Good point; I guess it would take a lot of refining to get back to the mother plant.

Btw, just do a search on the current forum...there are already a couple of threads for growing hops from seeds and hops breeding. :mug:
Actually, it isn't the growing from seed that I am interested in; it is what is growing.

On top of what darkcoder said, most likely the male was not "amarillo" or whatever new variety it is that you found the seed in, so now you will stray even farther from the original profile.
If there were a grouping of seeds all together, it would seem more likely to be from a nearby hermy than from a rogue male. I think the chances of the "father" being Amarillo would be pretty high.

DC and Dan pretty well touched on both points. Most plants are not self-pollinating (separate male and female plants), which means the father was likely random male, either in a nearby plot (field research tends to occur close by in PNW) or from outside the cultivated area....

Document structure recognition data

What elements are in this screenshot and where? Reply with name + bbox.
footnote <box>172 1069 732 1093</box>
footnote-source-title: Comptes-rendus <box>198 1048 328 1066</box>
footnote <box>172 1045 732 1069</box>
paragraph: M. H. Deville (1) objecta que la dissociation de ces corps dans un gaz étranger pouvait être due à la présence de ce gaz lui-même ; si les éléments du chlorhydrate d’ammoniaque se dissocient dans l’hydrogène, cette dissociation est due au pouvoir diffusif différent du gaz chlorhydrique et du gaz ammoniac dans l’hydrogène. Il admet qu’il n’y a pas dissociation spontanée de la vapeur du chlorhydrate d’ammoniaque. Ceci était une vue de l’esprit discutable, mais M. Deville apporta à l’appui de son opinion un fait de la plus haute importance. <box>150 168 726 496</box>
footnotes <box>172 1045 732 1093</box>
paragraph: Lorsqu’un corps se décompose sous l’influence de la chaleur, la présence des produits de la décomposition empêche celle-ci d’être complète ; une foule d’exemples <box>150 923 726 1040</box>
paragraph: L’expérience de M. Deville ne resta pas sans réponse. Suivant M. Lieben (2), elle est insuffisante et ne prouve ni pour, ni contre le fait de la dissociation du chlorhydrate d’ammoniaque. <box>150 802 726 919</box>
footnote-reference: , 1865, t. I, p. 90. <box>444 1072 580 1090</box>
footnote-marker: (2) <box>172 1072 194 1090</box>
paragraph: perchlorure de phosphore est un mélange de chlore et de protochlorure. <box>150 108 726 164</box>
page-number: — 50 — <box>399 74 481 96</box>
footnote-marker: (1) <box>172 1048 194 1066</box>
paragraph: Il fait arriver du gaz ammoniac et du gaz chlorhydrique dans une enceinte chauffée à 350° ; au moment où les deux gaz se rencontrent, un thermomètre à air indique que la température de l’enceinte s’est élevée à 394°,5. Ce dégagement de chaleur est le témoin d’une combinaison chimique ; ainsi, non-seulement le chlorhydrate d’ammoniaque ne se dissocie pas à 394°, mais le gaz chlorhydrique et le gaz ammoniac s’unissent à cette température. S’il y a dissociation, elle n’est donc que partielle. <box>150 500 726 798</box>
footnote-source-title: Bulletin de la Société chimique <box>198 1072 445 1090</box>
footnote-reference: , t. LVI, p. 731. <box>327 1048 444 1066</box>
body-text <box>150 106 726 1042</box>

Prompt | In the hops excerpt, why does the final post conclude that the father of the seeds was likely a random male plant?

Output | The post reasons that most of these plants are not self-pollinating because male and female plants are separate. The father was therefore likely a random male, either in a nearby plot or outside the cultivated area.